• TEXTE DU DOCUMENT:
------------------------------------------------
LE JOURNAL DU DROIT DES JEUNES

L'éditorial de Florence Bourton dans le JDJ N°396

Le covid ne discrimine pas, lui

Les taux de contaminations au covid-19 jouent au yo-yo et les autorités continuent à tâtonner pour trouver les bonnes réponses et surtout pour communiquer un tant soit peu clairement leurs décisions.

Alors que notre bulle sociale a été bien allégée, on parle du cas «Bruxelles» sur le plateau du journal télévisé de la RTBF. Le docteur Kenneth Coenye, médecin en chef de la clinique Saint-Jean à Bruxelles, est l’invité spécial du 13h (1). On apprend que les cas testés positifs dans le centre de Bruxelles sont dix fois plus nombreux que fin juin (sans trop de détails qui permettraient de savoir dans quelle mesure ces chiffres sont comparables), la situation serait similaire à Anderlecht, mais le taux serait plus bas à Uccle ou Woluwe.

Ceci s’expliquerait par le «mode de vie différent» dans le centre-ville, plus densément peuplé et où les jeunes sont beaucoup plus dans la rue…

L’interview pourrait s’arrêter là, mais l’occasion de faire quelques amalgames est trop belle et la présentatrice Ophélie Fontana ne manque pas de la saisir : «Justement, dans les cas positifs que vous constatez, est-ce qu’il y a une population plus qu’une autre qui est touchée aujourd’hui ?». Ce à quoi l’invité répondra pêle-mêle : que la population de la Clinique est propre à sa région et en grande partie issue de l’immigration, que «quand on compare à d’autres communes plus en périphérie de Bruxelles, on peut dire qu’il y a peut-être un lien avec la population issue de l’immigration», qu’il est imposé de faire un test PCR si on veut visiter sa famille au Maroc et donc, «dans cette population-là, on a vu pas mal de positifs effectivement».
------------------------------------------------
• CONSIGNE: Recopiez à l'identique, s'il vous plaît, le passage de l'éditorial sur le covid qui va de « LE JOURNAL DU » jusqu'à « clairement leurs décisions. » inclus.
------------------------------------------------
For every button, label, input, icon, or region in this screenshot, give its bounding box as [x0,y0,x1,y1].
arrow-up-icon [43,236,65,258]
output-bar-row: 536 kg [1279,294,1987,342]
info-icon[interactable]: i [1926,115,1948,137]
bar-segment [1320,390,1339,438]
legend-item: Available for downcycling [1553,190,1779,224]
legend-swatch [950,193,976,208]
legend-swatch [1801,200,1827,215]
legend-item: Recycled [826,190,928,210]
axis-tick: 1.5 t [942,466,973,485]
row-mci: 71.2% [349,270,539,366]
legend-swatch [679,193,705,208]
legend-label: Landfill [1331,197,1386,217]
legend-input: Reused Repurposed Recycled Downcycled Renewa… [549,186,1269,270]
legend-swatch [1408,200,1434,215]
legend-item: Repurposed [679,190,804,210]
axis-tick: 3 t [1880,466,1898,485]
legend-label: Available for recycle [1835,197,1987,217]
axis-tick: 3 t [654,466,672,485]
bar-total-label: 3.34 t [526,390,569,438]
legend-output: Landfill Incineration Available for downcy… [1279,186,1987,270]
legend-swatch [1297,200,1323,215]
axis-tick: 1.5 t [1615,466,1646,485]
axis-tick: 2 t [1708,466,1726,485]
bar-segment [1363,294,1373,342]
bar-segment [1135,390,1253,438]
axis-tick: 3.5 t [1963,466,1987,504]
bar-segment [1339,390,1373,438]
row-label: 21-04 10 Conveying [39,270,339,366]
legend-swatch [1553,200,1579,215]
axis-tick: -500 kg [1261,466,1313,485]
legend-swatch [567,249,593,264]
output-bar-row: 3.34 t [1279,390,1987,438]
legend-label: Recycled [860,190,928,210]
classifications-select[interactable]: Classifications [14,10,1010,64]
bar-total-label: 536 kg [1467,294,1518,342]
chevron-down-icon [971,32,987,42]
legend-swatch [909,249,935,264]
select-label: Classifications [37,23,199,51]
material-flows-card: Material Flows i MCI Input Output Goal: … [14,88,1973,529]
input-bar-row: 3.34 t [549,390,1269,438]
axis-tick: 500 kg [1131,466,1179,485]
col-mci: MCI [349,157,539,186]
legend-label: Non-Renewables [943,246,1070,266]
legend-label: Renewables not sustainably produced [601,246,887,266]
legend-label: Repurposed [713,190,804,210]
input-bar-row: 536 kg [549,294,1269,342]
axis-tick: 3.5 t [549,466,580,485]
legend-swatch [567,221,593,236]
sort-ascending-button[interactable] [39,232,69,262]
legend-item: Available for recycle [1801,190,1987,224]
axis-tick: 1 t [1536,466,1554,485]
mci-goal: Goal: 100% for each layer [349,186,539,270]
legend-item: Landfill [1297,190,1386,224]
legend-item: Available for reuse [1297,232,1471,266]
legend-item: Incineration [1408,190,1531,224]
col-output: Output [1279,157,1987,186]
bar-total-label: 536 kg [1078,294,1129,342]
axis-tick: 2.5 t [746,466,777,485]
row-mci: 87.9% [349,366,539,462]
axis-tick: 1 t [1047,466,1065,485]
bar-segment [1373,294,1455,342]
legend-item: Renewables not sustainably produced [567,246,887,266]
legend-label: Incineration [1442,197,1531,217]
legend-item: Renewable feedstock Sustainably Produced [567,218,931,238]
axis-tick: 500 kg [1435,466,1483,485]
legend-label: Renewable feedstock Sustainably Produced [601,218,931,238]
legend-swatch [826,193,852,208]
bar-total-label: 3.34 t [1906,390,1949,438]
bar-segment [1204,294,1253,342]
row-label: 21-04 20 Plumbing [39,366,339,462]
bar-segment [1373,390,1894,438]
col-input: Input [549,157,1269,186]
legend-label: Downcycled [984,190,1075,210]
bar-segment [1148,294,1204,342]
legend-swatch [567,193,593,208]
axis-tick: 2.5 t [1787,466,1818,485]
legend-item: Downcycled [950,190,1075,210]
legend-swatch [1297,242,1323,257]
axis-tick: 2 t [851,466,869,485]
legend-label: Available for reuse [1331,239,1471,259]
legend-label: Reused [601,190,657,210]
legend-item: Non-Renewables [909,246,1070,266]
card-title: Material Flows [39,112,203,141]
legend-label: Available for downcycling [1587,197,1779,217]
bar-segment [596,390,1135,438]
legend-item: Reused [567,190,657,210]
------------------------------------------------
• RÉPONSE:
LE JOURNAL DU DROIT DES JEUNES

L'éditorial de Florence Bourton dans le JDJ N°396

Le covid ne discrimine pas, lui

Les taux de contaminations au covid-19 jouent au yo-yo et les autorités continuent à tâtonner pour trouver les bonnes réponses et surtout pour communiquer un tant soit peu clairement leurs décisions.